Instruction
Copy word for word the line containing "Transcribe the text in this document." together with all lines following it to the end of the listing below, without the pictures.

Data excerpts
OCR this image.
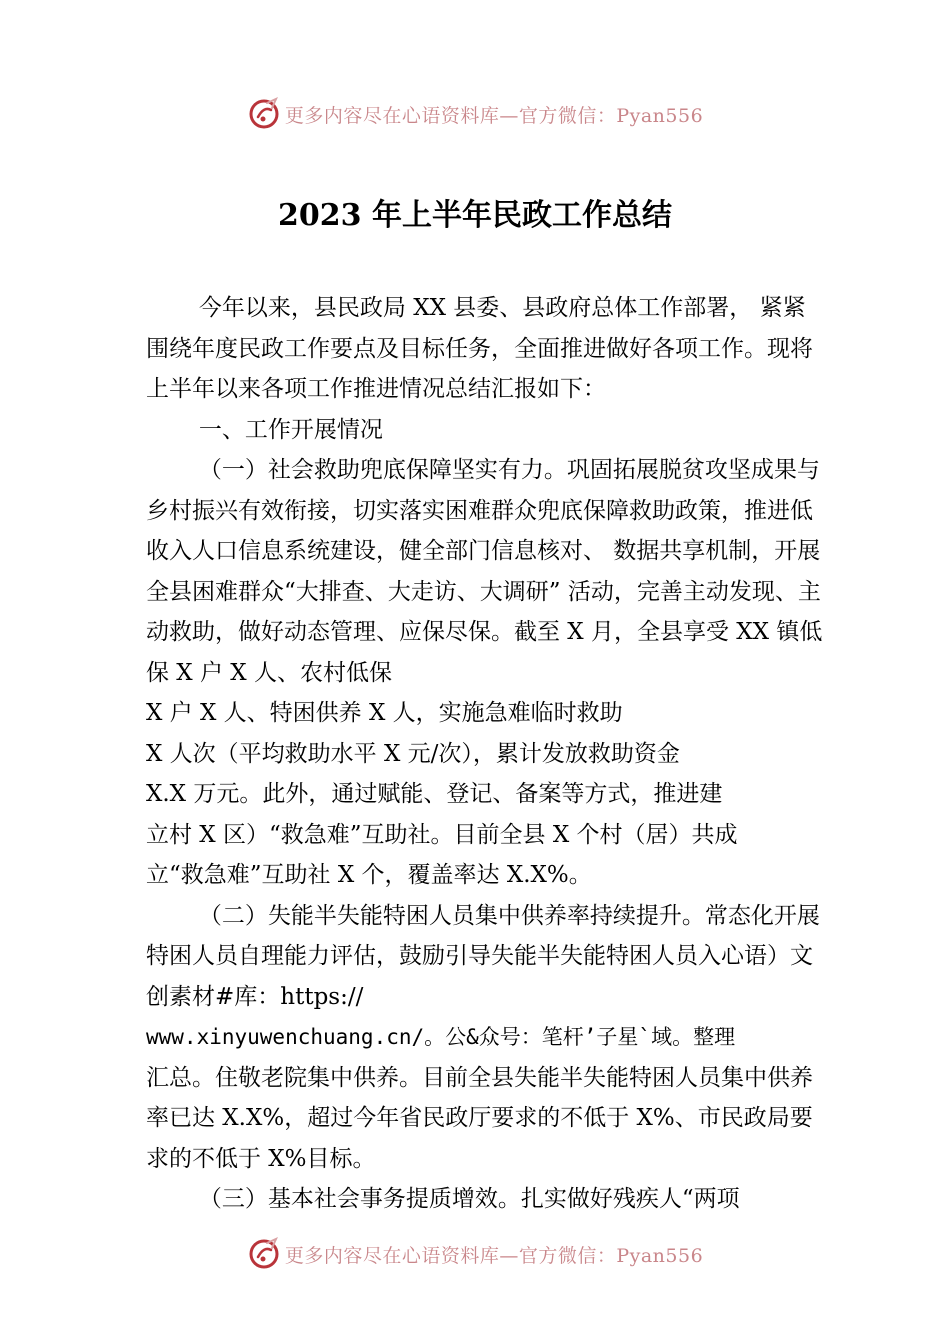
更多内容尽在心语资料库—官方微信：Pyan556
2023 年上半年民政工作总结

今年以来，县民政局 XX 县委、县政府总体工作部署， 紧紧围绕年度民政工作要点及目标任务，全面推进做好各项工作。现将上半年以来各项工作推进情况总结汇报如下：

一、工作开展情况

（一）社会救助兜底保障坚实有力。巩固拓展脱贫攻坚成果与乡村振兴有效衔接，切实落实困难群众兜底保障救助政策，推进低收入人口信息系统建设，健全部门信息核对、 数据共享机制，开展全县困难群众“大排查、大走访、大调研” 活动，完善主动发现、主动救助，做好动态管理、应保尽保。截至 X 月，全县享受 XX 镇低保 X 户 X 人、农村低保

X 户 X 人、特困供养 X 人，实施急难临时救助

X 人次（平均救助水平 X 元/次），累计发放救助资金

X.X 万元。此外，通过赋能、登记、备案等方式，推进建

立村 X 区）“救急难”互助社。目前全县 X 个村（居）共成

立“救急难”互助社 X 个，覆盖率达 X.X%。

（二）失能半失能特困人员集中供养率持续提升。常态化开展特困人员自理能力评估，鼓励引导失能半失能特困人员入心语）文创素材#库：https://

www.xinyuwenchuang.cn/。公&众号：笔杆’子星`域。整理

汇总。住敬老院集中供养。目前全县失能半失能特困人员集中供养率已达 X.X%，超过今年省民政厅要求的不低于 X%、市民政局要求的不低于 X%目标。

（三）基本社会事务提质增效。扎实做好残疾人“两项

更多内容尽在心语资料库—官方微信：Pyan556
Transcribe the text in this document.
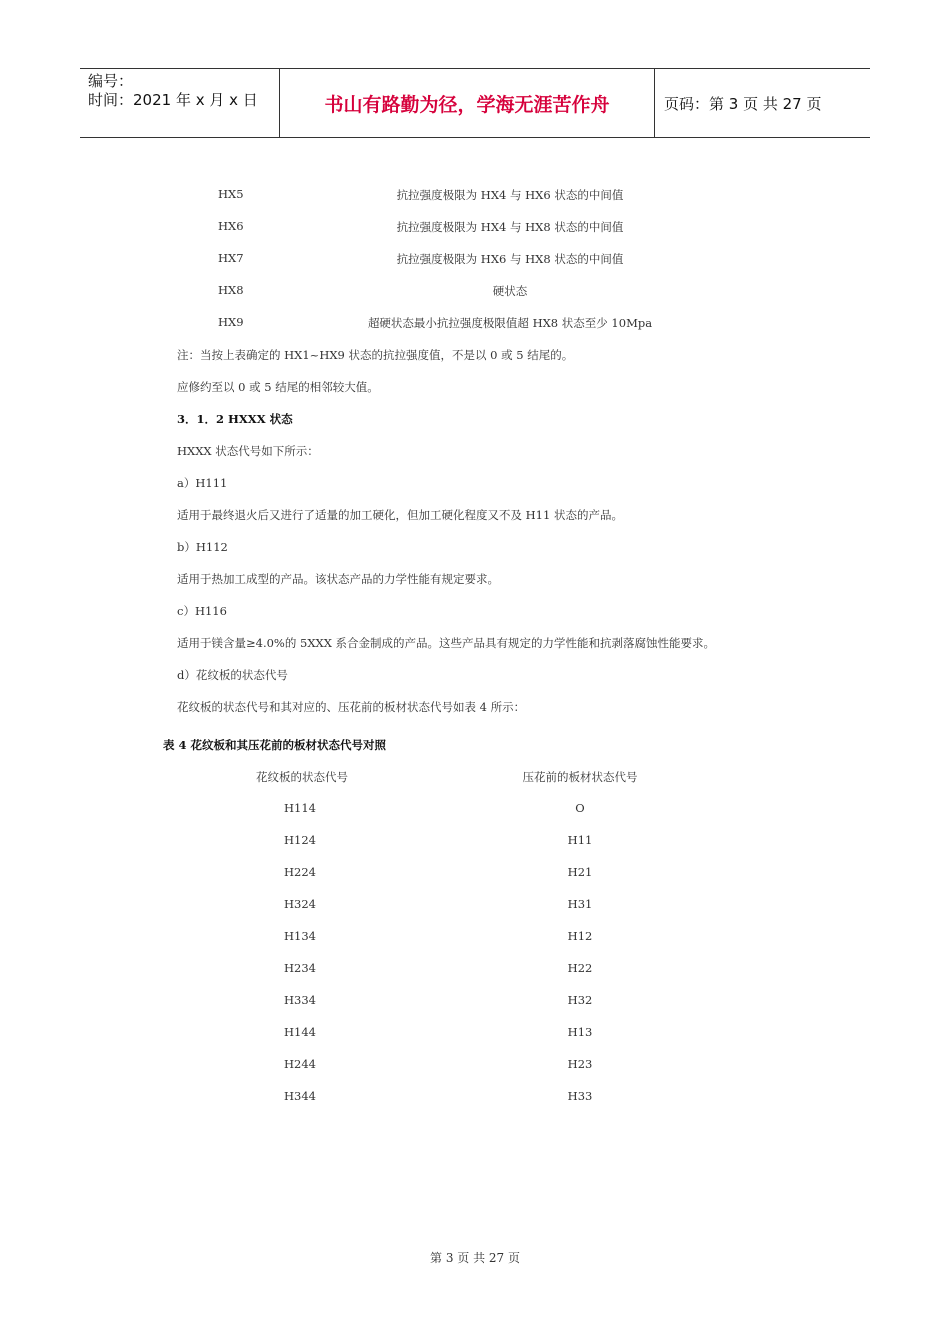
编号：
时间：2021 年 x 月 x 日	书山有路勤为径，学海无涯苦作舟	页码：第 3 页 共 27 页
HX5	抗拉强度极限为 HX4 与 HX6 状态的中间值
HX6	抗拉强度极限为 HX4 与 HX8 状态的中间值
HX7	抗拉强度极限为 HX6 与 HX8 状态的中间值
HX8	硬状态
HX9	超硬状态最小抗拉强度极限值超 HX8 状态至少 10Mpa
注：当按上表确定的 HX1~HX9 状态的抗拉强度值，不是以 0 或 5 结尾的。
应修约至以 0 或 5 结尾的相邻较大值。
3．1．2 HXXX 状态
HXXX 状态代号如下所示：
a）H111
适用于最终退火后又进行了适量的加工硬化，但加工硬化程度又不及 H11 状态的产品。
b）H112
适用于热加工成型的产品。该状态产品的力学性能有规定要求。
c）H116
适用于镁含量≥4.0%的 5XXX 系合金制成的产品。这些产品具有规定的力学性能和抗剥落腐蚀性能要求。
d）花纹板的状态代号
花纹板的状态代号和其对应的、压花前的板材状态代号如表 4 所示：
表 4 花纹板和其压花前的板材状态代号对照
花纹板的状态代号	压花前的板材状态代号
H114	O
H124	H11
H224	H21
H324	H31
H134	H12
H234	H22
H334	H32
H144	H13
H244	H23
H344	H33
第 3 页 共 27 页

Written solution
Transcribe the text in this document.
编号：
时间：2021 年 x 月 x 日	书山有路勤为径，学海无涯苦作舟	页码：第 3 页 共 27 页
HX5	抗拉强度极限为 HX4 与 HX6 状态的中间值
HX6	抗拉强度极限为 HX4 与 HX8 状态的中间值
HX7	抗拉强度极限为 HX6 与 HX8 状态的中间值
HX8	硬状态
HX9	超硬状态最小抗拉强度极限值超 HX8 状态至少 10Mpa
注：当按上表确定的 HX1~HX9 状态的抗拉强度值，不是以 0 或 5 结尾的。
应修约至以 0 或 5 结尾的相邻较大值。
3．1．2 HXXX 状态
HXXX 状态代号如下所示：
a）H111
适用于最终退火后又进行了适量的加工硬化，但加工硬化程度又不及 H11 状态的产品。
b）H112
适用于热加工成型的产品。该状态产品的力学性能有规定要求。
c）H116
适用于镁含量≥4.0%的 5XXX 系合金制成的产品。这些产品具有规定的力学性能和抗剥落腐蚀性能要求。
d）花纹板的状态代号
花纹板的状态代号和其对应的、压花前的板材状态代号如表 4 所示：
表 4 花纹板和其压花前的板材状态代号对照
花纹板的状态代号	压花前的板材状态代号
H114	O
H124	H11
H224	H21
H324	H31
H134	H12
H234	H22
H334	H32
H144	H13
H244	H23
H344	H33
第 3 页 共 27 页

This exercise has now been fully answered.